* Objective:
From the entries below, report how many lines contain the string "under". Give only that number.

* Available records:
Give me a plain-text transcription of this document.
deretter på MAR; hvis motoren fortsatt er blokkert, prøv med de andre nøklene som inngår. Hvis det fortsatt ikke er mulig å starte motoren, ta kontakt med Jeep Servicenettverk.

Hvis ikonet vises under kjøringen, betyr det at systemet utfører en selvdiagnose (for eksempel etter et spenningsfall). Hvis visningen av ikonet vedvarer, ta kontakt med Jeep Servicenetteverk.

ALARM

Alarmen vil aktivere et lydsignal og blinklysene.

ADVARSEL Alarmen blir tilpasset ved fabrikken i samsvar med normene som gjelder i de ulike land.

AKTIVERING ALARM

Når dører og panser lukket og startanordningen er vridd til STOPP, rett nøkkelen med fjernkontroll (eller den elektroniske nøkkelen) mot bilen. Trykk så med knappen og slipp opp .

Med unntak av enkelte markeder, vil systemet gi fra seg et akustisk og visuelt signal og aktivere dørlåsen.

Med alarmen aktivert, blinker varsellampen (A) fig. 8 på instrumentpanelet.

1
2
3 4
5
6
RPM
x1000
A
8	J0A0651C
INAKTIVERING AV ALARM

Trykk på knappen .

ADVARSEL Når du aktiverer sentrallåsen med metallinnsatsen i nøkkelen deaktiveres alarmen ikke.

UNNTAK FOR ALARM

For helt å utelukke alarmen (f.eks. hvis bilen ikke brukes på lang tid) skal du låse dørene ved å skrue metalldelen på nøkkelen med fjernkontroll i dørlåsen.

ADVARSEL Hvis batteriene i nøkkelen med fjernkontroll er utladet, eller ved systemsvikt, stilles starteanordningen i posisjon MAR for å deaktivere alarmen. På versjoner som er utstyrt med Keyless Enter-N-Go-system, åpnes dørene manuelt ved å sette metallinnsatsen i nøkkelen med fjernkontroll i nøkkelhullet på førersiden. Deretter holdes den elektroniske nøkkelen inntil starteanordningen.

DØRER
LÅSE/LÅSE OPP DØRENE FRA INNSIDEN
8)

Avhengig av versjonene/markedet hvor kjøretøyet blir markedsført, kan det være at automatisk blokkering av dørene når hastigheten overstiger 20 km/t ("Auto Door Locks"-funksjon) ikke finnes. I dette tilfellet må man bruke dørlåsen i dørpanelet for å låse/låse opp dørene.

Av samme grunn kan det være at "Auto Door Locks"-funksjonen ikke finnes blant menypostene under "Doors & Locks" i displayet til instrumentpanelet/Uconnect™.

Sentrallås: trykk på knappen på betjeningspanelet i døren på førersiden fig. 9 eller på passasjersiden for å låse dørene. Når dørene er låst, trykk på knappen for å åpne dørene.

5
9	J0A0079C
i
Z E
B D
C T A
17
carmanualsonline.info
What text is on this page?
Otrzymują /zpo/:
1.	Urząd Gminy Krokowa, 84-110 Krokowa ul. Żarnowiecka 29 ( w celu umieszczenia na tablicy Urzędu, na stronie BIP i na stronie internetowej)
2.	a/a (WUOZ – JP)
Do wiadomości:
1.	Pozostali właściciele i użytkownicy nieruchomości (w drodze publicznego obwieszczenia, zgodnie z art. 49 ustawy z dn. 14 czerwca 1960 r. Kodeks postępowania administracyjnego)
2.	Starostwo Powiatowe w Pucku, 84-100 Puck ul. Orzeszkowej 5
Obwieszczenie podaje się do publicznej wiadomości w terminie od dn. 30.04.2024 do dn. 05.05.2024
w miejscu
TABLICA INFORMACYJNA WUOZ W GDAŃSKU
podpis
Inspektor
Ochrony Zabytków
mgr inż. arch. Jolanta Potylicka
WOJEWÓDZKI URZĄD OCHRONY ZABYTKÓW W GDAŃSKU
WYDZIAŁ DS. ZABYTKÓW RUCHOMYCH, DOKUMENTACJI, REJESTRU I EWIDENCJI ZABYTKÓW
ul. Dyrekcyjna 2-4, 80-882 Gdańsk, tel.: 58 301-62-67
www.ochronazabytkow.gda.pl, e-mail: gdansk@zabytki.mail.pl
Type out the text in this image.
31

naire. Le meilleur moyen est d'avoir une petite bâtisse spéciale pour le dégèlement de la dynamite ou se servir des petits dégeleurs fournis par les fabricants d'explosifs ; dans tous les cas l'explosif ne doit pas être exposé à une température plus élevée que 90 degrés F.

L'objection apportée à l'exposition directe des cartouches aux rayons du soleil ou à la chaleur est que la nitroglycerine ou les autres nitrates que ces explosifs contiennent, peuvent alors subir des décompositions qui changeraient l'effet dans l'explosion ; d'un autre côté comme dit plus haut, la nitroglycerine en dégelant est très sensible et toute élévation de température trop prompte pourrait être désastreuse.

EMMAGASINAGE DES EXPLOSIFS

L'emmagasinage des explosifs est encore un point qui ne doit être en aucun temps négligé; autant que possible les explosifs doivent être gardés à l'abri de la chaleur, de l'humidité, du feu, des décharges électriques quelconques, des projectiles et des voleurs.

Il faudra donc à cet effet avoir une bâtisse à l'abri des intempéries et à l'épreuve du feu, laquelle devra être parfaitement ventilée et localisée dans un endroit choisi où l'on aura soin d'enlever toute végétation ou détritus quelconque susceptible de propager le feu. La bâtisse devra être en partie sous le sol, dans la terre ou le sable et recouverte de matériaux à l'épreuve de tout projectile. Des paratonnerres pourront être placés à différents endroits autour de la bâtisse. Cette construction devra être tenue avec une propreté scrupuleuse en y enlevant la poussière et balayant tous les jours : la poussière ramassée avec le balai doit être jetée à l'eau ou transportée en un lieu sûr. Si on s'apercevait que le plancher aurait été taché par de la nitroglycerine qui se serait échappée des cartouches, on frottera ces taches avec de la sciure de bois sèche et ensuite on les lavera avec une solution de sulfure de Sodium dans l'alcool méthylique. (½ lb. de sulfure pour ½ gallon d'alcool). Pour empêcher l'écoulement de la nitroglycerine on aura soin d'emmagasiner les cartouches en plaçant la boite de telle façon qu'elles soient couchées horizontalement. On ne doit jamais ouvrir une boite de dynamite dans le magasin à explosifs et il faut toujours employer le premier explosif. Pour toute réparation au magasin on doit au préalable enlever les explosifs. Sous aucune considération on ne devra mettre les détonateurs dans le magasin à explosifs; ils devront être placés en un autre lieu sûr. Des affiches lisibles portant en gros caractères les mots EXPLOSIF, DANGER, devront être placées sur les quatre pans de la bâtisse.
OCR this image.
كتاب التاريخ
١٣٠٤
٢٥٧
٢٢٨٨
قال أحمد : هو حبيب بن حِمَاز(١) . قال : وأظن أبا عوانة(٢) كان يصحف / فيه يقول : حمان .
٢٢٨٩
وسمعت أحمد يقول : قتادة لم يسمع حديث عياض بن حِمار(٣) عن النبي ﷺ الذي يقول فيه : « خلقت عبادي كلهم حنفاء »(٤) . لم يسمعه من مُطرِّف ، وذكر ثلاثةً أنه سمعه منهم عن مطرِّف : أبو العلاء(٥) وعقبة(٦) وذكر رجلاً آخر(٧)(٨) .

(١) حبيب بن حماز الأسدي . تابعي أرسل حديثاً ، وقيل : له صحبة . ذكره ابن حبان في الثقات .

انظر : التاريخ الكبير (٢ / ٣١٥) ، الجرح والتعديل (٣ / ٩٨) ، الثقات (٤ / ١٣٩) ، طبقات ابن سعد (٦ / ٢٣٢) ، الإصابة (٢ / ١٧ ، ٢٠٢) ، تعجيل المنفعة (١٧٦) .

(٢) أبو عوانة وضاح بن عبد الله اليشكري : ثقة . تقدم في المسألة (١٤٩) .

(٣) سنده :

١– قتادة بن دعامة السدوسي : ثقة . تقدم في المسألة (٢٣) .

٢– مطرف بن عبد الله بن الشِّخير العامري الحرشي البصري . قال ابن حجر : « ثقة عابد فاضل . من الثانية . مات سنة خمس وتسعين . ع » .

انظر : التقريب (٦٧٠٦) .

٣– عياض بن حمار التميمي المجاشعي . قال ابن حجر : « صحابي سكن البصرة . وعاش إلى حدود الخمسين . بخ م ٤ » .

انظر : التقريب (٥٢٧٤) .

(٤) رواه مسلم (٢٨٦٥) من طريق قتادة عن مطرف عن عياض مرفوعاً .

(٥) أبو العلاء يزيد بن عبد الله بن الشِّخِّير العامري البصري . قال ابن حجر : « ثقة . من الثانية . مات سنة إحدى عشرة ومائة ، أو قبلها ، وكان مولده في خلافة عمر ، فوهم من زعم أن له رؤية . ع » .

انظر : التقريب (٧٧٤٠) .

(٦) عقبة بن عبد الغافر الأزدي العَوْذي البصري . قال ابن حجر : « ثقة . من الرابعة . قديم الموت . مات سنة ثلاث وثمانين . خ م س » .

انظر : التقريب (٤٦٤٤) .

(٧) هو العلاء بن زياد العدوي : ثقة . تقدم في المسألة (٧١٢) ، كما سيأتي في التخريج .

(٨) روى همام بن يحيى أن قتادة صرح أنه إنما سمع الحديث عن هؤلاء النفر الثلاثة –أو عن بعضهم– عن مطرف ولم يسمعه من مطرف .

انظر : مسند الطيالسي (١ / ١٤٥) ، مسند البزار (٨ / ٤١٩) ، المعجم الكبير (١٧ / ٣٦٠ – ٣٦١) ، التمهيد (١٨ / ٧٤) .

* Solution to the exercise:
2